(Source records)

-------------------------

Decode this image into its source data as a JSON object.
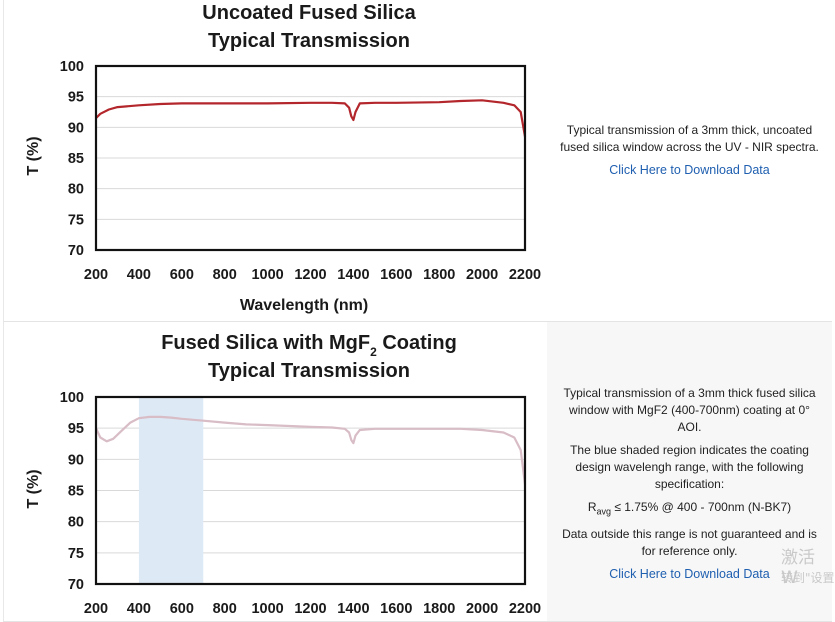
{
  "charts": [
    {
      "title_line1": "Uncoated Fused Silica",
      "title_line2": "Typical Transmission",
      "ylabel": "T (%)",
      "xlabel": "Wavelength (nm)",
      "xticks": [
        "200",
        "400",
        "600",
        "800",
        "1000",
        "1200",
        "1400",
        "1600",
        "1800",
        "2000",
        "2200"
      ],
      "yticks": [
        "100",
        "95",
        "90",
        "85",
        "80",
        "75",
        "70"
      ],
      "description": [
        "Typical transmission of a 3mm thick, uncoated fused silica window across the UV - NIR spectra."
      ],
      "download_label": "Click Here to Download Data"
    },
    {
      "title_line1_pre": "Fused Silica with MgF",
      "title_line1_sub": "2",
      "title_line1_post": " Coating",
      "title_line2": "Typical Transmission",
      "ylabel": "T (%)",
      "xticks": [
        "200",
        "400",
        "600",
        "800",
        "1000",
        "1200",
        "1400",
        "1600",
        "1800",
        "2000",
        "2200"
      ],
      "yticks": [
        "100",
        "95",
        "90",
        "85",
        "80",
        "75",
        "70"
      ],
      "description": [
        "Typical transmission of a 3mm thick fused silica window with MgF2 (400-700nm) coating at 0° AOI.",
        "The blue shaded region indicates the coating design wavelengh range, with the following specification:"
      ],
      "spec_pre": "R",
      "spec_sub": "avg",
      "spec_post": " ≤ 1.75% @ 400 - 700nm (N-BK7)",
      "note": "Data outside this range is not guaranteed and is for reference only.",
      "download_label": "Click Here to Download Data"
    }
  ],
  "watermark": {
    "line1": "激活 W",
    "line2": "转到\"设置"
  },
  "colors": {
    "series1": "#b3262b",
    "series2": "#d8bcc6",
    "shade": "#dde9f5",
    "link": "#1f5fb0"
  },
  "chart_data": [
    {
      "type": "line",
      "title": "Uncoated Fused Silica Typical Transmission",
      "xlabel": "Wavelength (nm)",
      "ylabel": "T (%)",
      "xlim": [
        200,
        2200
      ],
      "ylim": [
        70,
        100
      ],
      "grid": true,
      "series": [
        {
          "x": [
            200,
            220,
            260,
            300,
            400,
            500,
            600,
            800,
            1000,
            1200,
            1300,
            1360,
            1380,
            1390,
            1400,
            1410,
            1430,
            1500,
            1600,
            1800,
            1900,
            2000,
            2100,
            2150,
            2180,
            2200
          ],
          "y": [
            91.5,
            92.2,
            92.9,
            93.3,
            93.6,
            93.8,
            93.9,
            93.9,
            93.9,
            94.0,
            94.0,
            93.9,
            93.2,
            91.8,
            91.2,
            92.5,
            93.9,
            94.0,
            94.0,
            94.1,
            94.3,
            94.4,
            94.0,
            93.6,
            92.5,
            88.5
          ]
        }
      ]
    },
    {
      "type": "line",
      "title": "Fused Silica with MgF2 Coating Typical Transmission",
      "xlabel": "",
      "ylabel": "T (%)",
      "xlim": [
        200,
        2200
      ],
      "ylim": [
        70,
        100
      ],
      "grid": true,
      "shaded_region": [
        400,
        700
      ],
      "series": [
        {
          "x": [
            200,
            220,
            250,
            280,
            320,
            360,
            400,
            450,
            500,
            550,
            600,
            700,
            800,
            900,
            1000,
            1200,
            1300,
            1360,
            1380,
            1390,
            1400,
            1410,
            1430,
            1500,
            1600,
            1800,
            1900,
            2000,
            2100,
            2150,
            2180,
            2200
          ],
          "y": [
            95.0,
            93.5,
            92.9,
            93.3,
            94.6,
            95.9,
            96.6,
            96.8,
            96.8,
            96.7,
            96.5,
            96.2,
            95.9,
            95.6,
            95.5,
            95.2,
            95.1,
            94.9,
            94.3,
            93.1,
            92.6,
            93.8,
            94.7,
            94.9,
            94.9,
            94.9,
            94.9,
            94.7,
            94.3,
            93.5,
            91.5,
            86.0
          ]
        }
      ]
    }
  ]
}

-------------------------

EXERCISE DIRECTIONS
Where a line above holds the string "range", show that line.

TASK RESPONSE
        "The blue shaded region indicates the coating design wavelengh range, with the following specification:"
      "note": "Data outside this range is not guaranteed and is for reference only.",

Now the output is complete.